▶ Stated task: How many lines in the listing below include the word "текстов"? Answer with the number and nothing else.

>> begin Data to use

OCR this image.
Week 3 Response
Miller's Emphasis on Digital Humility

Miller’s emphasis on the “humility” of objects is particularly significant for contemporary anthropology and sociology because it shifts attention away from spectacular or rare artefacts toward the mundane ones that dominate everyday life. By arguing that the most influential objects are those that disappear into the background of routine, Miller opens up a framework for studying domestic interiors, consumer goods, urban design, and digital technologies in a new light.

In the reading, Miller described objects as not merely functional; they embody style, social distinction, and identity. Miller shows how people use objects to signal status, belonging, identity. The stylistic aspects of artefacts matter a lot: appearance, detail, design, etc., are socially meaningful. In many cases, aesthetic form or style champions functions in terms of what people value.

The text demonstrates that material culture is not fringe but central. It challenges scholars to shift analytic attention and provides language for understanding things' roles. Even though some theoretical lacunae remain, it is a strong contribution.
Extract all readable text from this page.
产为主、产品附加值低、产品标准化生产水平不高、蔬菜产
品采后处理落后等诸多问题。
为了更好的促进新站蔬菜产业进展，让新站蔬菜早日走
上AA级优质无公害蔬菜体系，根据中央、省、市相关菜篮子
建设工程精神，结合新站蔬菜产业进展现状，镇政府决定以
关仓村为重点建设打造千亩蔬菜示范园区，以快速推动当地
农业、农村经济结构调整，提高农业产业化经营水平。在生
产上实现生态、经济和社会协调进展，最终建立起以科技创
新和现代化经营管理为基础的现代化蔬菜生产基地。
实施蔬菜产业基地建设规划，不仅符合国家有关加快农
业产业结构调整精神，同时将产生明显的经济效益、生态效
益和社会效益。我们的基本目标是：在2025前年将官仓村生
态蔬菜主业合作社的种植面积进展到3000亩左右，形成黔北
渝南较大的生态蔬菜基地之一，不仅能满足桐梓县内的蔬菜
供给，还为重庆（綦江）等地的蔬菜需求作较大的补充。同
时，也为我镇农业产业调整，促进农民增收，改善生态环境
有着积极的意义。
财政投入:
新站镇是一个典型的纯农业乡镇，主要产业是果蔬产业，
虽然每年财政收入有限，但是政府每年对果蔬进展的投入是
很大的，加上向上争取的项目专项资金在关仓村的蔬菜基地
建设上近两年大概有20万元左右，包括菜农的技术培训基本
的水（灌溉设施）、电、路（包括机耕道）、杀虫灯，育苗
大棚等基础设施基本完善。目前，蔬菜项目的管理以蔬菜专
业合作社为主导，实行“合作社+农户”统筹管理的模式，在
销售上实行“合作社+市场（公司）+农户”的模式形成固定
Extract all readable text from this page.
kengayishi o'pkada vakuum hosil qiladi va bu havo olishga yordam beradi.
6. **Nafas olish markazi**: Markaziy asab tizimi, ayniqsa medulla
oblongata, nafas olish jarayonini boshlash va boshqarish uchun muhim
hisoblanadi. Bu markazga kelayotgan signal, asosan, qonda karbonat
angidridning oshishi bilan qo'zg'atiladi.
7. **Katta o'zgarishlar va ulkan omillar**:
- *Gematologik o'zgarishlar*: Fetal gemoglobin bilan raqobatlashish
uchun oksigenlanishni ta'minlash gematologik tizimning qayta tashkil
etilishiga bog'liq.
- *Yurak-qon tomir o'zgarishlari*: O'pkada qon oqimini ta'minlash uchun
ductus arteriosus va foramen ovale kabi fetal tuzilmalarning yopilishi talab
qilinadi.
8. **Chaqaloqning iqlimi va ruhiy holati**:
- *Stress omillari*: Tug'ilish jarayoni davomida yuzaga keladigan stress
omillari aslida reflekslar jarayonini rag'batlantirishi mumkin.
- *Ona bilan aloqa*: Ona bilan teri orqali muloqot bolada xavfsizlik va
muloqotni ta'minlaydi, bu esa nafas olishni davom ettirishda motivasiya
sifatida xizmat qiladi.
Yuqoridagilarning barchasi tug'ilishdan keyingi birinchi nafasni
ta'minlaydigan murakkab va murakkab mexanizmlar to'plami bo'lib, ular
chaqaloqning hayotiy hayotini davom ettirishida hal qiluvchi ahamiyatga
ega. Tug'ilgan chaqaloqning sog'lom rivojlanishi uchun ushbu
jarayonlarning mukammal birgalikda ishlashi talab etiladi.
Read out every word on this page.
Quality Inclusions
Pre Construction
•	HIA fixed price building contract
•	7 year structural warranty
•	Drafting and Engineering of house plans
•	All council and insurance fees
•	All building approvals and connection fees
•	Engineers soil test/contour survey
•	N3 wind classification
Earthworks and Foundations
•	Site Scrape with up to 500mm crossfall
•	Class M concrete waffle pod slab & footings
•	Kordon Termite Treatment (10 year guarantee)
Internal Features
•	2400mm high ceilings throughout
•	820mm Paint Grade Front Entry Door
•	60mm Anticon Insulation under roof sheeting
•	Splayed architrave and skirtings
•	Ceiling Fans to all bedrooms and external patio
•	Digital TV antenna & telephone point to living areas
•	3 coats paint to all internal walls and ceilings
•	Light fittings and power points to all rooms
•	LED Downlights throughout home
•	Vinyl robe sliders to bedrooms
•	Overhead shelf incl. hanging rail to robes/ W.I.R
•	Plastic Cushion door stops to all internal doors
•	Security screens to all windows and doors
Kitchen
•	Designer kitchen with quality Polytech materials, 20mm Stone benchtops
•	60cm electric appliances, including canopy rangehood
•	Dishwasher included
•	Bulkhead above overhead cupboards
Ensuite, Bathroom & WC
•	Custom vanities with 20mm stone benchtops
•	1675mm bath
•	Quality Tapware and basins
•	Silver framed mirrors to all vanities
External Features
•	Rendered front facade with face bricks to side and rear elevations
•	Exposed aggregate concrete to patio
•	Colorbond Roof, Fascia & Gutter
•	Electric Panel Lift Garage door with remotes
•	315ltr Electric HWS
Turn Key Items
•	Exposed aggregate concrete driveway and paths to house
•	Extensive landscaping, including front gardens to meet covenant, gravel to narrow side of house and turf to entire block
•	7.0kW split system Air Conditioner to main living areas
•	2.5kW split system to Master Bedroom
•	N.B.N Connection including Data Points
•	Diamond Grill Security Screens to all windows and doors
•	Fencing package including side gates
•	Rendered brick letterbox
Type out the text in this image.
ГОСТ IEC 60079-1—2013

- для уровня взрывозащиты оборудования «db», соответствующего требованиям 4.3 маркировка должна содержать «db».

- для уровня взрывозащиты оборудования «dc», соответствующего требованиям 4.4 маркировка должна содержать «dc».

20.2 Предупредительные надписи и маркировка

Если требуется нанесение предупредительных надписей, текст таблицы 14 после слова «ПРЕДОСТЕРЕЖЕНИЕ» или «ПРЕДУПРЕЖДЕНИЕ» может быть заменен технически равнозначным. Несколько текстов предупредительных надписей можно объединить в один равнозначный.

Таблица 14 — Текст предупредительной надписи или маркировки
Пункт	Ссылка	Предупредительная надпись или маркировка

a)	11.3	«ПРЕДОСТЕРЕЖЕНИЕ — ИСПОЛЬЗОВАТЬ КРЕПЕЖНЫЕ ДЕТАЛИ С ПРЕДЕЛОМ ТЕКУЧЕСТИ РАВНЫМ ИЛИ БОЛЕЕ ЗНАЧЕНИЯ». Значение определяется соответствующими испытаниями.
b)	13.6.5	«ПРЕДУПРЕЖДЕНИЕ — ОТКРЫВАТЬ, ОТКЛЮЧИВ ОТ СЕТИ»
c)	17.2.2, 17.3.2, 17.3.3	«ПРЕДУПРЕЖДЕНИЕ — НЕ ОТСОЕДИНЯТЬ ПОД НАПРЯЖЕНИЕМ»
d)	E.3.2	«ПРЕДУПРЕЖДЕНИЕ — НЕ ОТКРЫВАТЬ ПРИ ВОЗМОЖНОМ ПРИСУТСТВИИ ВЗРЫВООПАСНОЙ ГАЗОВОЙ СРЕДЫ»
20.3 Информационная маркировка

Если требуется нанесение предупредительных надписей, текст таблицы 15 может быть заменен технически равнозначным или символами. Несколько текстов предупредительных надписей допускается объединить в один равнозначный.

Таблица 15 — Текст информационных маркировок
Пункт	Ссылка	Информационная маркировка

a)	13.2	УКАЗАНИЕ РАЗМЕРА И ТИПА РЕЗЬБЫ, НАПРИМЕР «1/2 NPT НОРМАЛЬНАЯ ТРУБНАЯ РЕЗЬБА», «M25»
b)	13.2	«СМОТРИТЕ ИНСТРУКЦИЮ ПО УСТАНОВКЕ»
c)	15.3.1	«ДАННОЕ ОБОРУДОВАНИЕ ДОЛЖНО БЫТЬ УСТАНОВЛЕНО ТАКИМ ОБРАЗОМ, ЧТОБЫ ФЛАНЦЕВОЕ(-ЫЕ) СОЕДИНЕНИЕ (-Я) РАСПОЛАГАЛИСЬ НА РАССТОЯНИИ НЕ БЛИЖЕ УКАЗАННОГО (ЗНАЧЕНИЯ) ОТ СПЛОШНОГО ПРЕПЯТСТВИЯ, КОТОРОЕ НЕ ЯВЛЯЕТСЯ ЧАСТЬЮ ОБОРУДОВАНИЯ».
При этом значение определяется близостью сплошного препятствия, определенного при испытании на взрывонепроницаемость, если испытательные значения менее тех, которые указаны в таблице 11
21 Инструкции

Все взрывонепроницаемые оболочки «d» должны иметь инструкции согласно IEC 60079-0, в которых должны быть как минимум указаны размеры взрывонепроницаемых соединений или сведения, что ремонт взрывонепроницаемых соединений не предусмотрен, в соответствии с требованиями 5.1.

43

>> end Data to use

▶ Task response: 2